[PROMPT]: For the records below, give the count of lines holding the word "Loss" and nothing more.

Start of RECORDS SUPPLIED

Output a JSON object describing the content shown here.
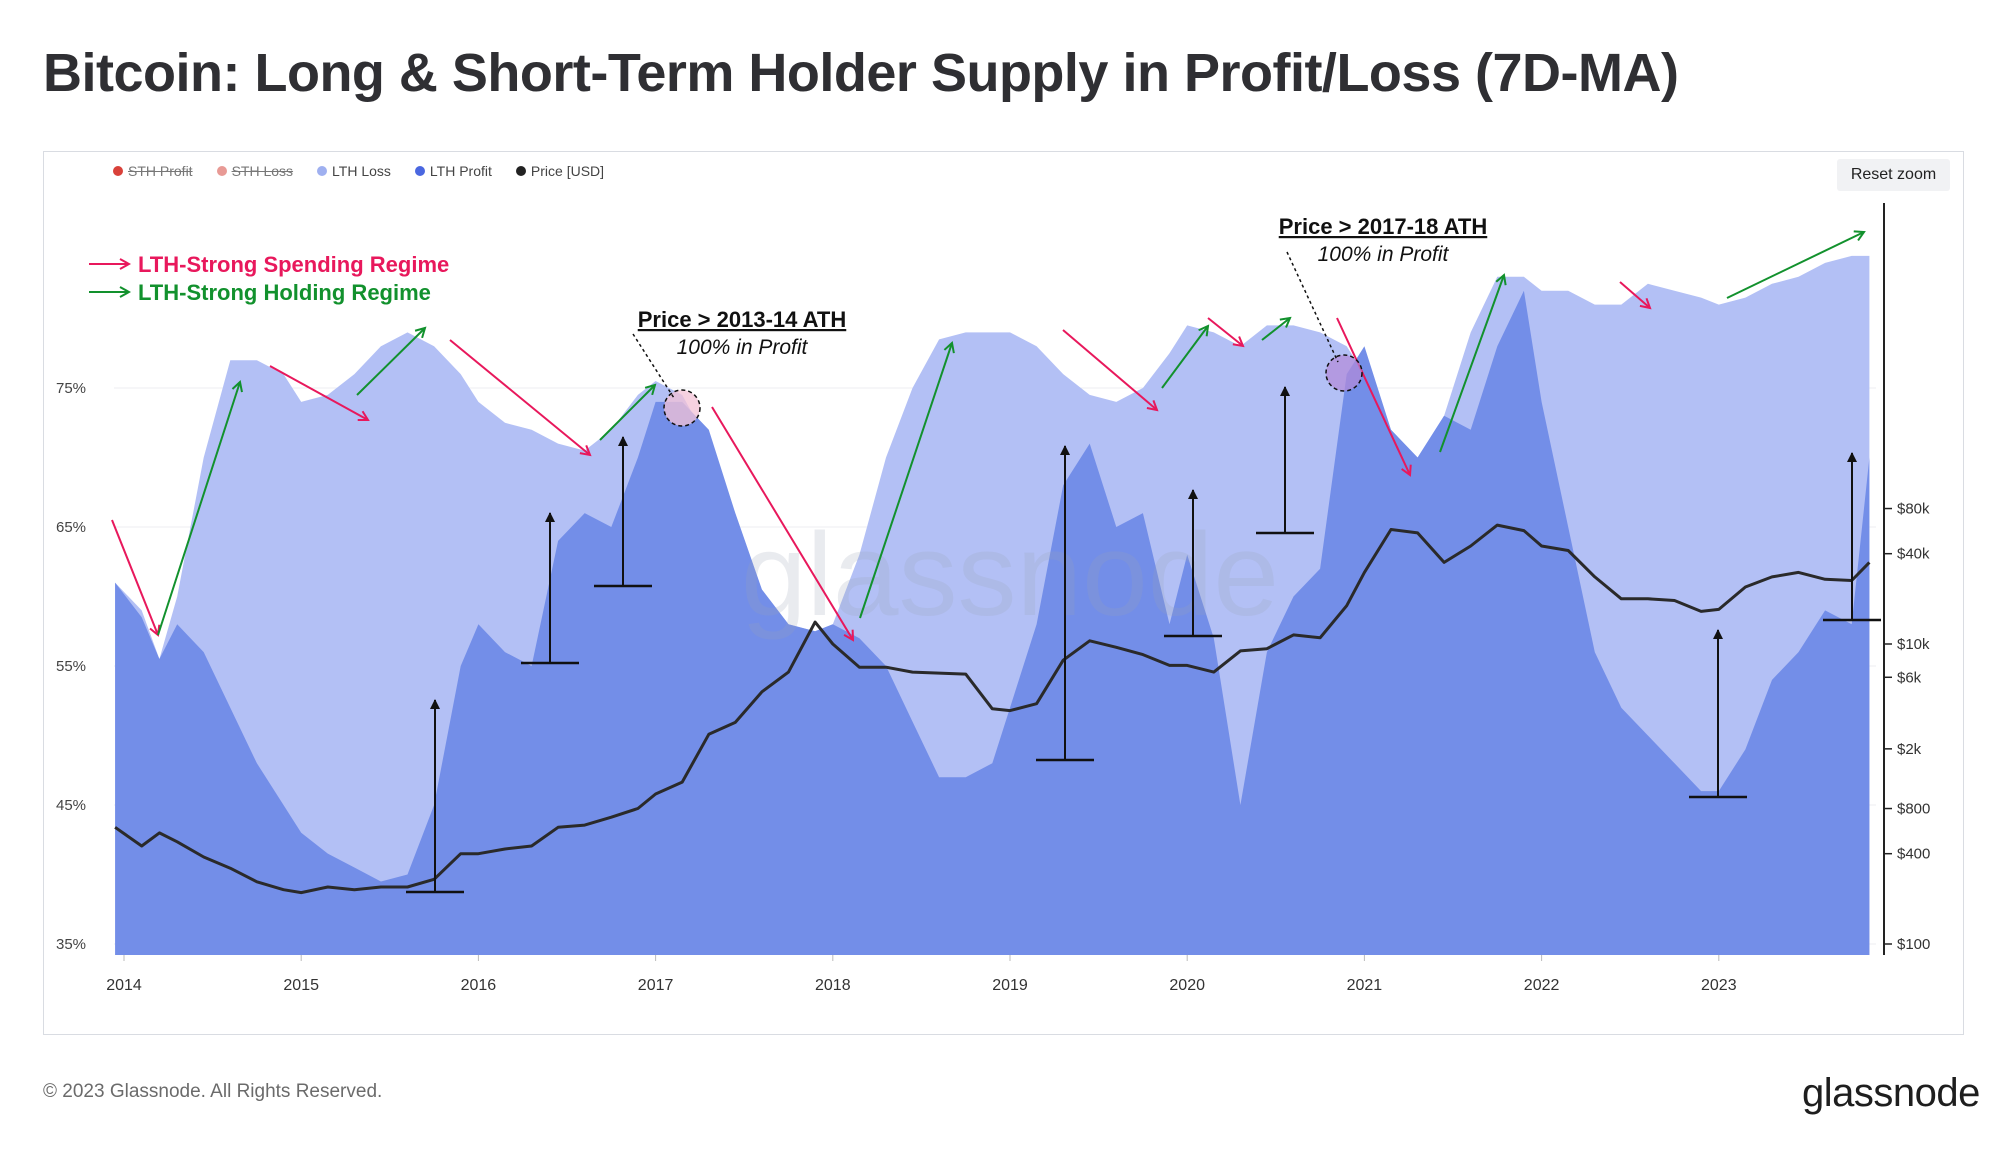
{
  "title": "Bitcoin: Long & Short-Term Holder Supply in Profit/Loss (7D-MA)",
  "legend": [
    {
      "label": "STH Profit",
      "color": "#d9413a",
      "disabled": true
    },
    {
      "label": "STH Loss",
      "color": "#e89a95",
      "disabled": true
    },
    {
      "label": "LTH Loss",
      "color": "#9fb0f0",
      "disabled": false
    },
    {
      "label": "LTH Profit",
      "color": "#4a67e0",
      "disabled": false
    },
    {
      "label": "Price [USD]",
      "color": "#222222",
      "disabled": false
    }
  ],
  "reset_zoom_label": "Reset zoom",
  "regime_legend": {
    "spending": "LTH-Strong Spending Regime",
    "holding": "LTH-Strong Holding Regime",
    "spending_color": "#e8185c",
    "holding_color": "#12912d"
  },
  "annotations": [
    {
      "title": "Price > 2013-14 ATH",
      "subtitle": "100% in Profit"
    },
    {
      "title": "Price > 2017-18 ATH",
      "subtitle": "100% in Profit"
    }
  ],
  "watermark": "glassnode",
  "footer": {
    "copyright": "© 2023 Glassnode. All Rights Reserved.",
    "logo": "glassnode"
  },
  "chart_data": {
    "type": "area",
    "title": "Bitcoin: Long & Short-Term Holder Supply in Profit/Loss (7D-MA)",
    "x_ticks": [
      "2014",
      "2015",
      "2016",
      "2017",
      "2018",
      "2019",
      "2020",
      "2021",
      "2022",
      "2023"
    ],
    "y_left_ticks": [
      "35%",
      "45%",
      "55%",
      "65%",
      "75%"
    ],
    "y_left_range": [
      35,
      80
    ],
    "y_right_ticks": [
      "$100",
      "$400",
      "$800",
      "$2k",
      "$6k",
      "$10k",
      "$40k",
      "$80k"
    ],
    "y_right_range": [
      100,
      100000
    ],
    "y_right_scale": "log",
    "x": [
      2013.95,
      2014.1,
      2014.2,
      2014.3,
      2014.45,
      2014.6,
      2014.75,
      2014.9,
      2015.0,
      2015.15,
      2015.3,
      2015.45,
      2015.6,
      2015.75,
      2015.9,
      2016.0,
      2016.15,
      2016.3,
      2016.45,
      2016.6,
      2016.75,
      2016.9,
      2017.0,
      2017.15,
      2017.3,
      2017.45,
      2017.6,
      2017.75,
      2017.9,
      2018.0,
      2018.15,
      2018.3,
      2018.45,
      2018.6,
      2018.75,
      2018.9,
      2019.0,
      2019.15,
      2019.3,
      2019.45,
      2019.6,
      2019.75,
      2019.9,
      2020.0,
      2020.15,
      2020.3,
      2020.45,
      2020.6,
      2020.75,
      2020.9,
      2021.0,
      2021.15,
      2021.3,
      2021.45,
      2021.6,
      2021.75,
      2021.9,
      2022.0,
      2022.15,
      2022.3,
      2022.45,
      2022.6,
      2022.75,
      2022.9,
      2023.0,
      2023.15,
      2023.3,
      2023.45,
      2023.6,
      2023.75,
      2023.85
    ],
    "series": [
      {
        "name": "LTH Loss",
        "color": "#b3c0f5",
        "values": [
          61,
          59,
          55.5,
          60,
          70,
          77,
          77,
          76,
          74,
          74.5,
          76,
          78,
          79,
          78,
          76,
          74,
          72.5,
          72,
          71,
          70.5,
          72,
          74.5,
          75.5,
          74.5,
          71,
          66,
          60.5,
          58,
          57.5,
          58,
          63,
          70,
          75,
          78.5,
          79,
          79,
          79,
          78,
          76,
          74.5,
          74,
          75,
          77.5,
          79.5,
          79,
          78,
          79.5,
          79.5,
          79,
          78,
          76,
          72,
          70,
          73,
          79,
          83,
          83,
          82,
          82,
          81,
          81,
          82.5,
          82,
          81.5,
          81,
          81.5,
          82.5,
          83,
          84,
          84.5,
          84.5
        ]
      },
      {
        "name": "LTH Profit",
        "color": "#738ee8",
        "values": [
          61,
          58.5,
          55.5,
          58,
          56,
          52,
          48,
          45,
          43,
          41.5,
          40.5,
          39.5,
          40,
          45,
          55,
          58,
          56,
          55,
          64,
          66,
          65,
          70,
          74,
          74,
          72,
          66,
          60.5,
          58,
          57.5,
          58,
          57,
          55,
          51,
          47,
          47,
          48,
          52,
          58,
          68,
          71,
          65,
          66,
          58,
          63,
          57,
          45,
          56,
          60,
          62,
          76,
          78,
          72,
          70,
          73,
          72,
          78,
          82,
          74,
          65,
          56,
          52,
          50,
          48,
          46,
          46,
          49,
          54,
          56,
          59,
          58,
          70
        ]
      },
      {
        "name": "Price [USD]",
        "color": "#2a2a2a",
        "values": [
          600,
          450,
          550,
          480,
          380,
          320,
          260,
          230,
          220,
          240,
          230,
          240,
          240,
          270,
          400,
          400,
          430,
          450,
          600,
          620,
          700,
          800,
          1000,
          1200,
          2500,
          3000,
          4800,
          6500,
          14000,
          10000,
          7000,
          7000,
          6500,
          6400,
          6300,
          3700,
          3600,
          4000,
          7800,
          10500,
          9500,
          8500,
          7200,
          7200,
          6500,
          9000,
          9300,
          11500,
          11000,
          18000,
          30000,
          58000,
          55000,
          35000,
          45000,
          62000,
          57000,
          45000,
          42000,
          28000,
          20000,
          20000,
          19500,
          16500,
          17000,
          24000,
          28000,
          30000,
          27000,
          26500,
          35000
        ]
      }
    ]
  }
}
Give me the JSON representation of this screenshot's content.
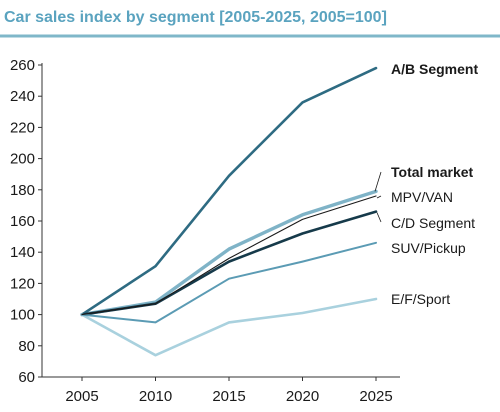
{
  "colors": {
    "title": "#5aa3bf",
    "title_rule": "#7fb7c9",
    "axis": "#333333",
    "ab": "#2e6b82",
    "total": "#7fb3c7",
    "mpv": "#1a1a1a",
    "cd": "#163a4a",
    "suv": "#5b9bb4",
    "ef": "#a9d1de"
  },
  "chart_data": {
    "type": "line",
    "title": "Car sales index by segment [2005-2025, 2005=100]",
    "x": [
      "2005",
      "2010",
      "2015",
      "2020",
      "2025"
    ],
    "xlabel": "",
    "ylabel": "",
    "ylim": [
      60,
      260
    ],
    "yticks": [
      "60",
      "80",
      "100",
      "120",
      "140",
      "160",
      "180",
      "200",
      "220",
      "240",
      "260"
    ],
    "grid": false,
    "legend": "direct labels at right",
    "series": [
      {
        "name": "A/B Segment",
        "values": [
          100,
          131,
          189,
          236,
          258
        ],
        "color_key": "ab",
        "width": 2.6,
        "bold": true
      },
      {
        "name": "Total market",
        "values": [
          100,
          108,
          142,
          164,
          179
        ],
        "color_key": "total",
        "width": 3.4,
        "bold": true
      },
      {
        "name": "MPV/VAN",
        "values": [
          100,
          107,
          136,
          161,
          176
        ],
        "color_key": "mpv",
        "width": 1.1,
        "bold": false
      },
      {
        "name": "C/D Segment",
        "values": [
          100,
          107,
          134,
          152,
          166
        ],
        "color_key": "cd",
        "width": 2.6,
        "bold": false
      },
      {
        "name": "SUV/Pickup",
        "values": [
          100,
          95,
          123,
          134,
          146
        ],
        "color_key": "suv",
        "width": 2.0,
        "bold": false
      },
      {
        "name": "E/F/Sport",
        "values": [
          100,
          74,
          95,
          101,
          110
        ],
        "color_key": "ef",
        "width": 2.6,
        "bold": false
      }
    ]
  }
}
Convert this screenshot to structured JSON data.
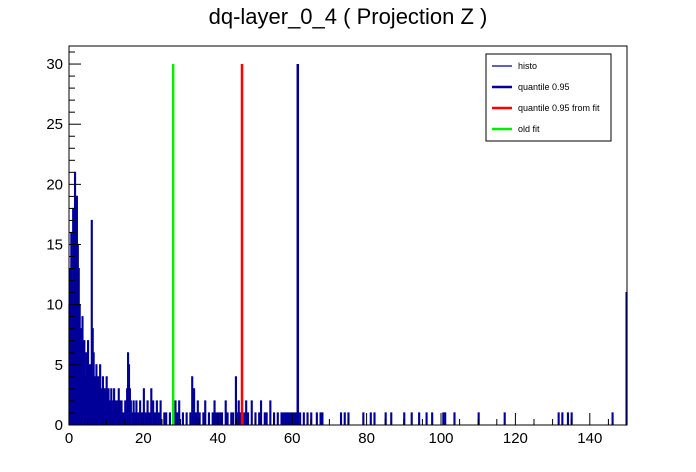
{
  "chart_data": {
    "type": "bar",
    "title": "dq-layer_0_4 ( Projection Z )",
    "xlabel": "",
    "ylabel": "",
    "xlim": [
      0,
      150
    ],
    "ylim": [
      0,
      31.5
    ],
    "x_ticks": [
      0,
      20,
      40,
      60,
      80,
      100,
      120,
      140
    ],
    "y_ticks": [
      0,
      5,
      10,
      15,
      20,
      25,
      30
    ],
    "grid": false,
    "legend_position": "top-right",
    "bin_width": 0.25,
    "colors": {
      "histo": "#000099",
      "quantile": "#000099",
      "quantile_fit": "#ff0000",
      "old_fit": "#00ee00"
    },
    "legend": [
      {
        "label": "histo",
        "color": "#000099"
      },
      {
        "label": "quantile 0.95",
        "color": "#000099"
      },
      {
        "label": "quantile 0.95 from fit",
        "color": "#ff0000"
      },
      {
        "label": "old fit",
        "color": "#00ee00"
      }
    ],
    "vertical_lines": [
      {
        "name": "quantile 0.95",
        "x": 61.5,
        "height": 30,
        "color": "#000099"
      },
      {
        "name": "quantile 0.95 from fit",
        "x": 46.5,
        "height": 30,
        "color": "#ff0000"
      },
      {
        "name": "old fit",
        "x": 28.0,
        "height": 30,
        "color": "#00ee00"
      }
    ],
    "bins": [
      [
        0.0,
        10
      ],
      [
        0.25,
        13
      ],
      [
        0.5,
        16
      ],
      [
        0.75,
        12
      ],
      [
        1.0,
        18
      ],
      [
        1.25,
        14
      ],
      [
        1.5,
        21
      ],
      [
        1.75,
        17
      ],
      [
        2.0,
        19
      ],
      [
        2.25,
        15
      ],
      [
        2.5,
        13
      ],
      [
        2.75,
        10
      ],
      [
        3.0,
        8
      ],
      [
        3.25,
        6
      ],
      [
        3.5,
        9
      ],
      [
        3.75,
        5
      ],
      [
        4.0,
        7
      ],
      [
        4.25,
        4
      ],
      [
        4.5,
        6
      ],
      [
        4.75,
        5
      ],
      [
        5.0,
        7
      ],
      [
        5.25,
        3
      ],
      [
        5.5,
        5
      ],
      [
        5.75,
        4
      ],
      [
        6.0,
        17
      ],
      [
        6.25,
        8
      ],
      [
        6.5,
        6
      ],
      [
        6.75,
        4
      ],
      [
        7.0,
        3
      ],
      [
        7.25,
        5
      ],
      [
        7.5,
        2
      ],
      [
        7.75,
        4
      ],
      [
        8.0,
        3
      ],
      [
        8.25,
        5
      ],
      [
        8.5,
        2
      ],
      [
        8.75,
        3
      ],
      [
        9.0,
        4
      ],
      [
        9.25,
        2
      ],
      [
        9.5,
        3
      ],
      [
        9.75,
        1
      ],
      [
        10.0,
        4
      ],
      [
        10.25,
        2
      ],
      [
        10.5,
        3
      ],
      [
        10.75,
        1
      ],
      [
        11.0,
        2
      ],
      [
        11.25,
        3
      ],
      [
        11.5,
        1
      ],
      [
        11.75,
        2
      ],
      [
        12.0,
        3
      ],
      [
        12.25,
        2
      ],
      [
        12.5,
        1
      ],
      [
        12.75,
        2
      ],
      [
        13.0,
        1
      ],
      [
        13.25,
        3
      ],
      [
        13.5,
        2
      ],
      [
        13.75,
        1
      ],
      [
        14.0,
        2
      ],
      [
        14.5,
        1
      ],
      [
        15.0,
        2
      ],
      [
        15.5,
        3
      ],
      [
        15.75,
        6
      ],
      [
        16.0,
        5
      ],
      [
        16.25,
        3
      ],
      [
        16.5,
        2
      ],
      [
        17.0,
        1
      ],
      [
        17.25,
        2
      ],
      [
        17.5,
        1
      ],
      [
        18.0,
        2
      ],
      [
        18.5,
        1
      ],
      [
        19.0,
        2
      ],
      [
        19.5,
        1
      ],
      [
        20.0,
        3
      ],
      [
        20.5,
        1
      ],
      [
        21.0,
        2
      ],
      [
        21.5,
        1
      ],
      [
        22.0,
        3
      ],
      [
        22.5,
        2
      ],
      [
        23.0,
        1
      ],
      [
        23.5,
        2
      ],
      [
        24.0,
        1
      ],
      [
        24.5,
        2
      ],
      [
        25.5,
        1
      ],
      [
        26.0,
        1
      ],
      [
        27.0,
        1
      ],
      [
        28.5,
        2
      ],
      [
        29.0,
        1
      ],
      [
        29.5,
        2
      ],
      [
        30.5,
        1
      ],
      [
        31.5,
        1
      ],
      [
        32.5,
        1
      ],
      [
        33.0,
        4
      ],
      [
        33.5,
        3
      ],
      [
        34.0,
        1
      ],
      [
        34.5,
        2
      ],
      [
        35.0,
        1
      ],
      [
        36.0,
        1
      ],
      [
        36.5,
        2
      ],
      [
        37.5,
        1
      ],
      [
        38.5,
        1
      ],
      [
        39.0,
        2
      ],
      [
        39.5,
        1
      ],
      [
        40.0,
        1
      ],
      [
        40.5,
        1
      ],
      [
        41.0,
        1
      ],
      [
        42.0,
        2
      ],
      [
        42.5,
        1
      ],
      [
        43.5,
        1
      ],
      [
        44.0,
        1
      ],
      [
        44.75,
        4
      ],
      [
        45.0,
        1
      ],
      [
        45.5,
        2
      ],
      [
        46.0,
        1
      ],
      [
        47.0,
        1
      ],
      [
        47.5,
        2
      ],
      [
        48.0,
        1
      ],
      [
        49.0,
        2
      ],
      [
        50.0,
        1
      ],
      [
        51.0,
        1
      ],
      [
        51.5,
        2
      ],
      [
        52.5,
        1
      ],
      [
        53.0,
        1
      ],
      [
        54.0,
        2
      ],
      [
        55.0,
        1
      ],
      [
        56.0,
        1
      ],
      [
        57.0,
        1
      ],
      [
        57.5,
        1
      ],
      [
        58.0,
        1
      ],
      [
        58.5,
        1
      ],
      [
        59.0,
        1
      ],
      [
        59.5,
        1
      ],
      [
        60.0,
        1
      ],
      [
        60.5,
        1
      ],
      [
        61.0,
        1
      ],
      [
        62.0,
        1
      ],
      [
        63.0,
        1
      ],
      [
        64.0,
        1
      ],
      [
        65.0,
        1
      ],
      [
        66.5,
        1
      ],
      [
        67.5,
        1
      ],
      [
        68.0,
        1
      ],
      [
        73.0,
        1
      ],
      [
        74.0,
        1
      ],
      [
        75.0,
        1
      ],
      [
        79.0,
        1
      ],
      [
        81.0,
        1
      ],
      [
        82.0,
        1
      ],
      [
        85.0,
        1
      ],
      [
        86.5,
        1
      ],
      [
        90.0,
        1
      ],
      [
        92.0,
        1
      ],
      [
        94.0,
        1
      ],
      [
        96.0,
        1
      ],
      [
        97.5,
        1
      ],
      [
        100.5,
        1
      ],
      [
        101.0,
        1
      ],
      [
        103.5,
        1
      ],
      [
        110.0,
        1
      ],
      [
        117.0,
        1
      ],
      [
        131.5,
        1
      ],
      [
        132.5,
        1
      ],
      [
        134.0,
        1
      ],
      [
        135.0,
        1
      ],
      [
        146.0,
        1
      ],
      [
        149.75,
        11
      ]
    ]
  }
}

End of RECORDS SUPPLIED

[SOLUTION BELOW]: 5